• What to produce
Extract, from the records beneath this instruction, each line that contains the word "należy".

--- Start of Provided data ---

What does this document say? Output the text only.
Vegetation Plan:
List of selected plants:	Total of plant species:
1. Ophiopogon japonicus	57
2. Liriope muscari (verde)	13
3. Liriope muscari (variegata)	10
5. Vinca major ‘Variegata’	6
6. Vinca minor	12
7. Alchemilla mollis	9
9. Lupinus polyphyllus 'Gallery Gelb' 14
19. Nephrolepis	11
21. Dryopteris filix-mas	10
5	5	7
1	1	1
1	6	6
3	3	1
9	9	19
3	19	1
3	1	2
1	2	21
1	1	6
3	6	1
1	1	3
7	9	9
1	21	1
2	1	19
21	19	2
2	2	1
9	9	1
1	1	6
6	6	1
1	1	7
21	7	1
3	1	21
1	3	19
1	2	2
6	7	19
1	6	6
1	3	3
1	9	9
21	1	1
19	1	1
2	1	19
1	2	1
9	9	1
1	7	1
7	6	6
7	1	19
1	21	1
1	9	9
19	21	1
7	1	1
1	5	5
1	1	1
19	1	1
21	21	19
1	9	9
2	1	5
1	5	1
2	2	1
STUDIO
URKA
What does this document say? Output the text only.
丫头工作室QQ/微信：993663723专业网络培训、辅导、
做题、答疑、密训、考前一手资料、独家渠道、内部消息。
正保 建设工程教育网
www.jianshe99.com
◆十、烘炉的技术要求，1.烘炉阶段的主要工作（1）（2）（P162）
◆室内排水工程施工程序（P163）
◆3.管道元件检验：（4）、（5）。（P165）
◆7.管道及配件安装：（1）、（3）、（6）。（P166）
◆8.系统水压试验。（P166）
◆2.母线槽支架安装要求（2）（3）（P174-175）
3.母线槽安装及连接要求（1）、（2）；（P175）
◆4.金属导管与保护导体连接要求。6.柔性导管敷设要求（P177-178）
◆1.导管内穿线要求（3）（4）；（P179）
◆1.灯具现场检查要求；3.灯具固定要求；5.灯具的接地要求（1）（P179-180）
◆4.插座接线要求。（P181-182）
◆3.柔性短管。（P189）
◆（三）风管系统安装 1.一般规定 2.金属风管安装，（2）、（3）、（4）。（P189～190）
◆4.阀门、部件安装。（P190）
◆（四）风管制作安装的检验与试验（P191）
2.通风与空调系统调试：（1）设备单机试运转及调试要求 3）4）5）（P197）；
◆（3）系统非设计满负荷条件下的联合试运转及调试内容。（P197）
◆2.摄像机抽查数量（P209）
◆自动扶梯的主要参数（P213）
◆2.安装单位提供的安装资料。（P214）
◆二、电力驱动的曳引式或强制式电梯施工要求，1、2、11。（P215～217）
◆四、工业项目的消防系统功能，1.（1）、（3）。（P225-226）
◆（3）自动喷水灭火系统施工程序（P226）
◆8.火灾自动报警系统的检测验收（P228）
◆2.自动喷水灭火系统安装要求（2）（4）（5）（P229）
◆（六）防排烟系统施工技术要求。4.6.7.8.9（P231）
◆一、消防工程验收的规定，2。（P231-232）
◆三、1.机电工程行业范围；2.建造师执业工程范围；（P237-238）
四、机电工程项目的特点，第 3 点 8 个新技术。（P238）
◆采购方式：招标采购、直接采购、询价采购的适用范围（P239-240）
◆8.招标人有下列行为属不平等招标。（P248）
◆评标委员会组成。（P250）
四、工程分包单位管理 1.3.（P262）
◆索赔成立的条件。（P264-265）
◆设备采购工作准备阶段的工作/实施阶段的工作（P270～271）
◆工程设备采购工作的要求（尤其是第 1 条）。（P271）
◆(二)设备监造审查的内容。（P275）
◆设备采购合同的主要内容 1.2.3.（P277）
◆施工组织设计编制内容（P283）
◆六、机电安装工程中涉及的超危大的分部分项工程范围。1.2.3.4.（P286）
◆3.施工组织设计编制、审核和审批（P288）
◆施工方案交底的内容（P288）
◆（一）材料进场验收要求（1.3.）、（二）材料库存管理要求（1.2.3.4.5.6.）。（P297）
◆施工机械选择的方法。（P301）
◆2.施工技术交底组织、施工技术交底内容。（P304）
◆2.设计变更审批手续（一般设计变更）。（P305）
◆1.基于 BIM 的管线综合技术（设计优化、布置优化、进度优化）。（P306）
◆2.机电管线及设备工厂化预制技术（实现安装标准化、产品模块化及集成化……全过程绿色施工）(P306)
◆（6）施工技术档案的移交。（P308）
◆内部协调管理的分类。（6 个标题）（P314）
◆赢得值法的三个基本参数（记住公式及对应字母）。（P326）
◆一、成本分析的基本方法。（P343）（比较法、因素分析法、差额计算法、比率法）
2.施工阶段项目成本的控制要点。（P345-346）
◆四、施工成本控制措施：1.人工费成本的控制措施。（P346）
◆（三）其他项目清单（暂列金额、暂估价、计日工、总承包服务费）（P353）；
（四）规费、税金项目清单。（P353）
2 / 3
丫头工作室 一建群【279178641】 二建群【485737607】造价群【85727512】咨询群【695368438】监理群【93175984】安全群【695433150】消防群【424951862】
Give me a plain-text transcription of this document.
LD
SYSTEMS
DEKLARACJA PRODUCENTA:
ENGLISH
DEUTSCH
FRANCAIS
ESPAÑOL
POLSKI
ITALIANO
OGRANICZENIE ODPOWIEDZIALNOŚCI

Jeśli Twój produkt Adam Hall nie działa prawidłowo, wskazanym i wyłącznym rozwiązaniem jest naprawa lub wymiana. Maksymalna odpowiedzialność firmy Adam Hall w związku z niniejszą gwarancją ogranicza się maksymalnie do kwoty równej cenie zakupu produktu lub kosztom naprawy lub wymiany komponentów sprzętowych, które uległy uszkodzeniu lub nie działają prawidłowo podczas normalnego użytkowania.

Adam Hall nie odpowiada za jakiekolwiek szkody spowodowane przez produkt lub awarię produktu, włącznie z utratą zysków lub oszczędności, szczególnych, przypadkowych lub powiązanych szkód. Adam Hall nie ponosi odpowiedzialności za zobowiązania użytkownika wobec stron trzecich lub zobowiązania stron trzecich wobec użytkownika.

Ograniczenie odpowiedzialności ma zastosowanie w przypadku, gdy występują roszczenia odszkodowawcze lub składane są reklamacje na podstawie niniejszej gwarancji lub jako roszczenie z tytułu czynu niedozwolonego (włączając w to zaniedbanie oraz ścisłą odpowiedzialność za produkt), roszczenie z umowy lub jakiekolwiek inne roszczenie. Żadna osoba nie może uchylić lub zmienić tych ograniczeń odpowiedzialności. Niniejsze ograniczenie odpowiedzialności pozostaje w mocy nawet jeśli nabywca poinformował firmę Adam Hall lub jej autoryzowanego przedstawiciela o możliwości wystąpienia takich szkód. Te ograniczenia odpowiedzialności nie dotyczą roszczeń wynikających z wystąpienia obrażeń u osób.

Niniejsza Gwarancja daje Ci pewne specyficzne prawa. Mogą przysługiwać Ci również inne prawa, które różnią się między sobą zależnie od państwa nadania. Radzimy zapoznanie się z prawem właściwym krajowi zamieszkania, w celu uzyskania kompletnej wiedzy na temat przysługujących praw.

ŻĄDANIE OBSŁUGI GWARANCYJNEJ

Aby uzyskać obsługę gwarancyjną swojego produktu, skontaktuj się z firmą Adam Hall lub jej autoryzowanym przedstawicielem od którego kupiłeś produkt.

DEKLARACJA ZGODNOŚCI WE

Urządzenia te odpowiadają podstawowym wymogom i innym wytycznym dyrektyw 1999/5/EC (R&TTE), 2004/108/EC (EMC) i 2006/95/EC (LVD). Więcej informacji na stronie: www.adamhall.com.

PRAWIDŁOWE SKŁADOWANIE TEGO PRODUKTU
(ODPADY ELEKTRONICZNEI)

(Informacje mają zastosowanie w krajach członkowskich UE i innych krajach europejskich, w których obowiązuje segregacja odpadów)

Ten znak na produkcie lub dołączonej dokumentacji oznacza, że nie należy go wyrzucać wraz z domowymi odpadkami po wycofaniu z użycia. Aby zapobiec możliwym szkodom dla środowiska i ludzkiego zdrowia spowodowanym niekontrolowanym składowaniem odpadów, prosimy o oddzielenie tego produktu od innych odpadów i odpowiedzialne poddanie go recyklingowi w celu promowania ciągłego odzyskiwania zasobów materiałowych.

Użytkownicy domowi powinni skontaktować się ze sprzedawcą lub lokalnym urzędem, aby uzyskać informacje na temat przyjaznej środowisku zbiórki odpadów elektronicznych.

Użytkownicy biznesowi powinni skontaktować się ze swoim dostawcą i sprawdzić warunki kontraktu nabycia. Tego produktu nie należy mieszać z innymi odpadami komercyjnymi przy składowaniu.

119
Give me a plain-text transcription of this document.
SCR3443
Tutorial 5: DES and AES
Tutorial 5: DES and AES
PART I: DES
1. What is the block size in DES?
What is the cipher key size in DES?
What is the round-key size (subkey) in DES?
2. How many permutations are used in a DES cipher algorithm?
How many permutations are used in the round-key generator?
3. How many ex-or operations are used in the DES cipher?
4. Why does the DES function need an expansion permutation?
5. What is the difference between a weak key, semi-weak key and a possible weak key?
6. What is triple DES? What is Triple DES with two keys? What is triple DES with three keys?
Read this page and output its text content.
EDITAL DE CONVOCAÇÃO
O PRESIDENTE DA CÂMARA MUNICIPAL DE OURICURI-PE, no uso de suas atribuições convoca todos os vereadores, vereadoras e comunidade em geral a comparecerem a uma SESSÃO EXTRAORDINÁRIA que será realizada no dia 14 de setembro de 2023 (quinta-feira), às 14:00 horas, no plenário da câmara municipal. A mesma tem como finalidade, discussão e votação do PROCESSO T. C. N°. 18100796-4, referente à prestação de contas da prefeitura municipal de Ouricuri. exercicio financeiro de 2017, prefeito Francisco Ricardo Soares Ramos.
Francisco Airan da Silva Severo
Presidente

--- End of Provided data ---

• Solution to this exercise
Ten znak na produkcie lub dołączonej dokumentacji oznacza, że nie należy go wyrzucać wraz z domowymi odpadkami po wycofaniu z użycia. Aby zapobiec możliwym szkodom dla środowiska i ludzkiego zdrowia spowodowanym niekontrolowanym składowaniem odpadów, prosimy o oddzielenie tego produktu od innych odpadów i odpowiedzialne poddanie go recyklingowi w celu promowania ciągłego odzyskiwania zasobów materiałowych.
Użytkownicy biznesowi powinni skontaktować się ze swoim dostawcą i sprawdzić warunki kontraktu nabycia. Tego produktu nie należy mieszać z innymi odpadami komercyjnymi przy składowaniu.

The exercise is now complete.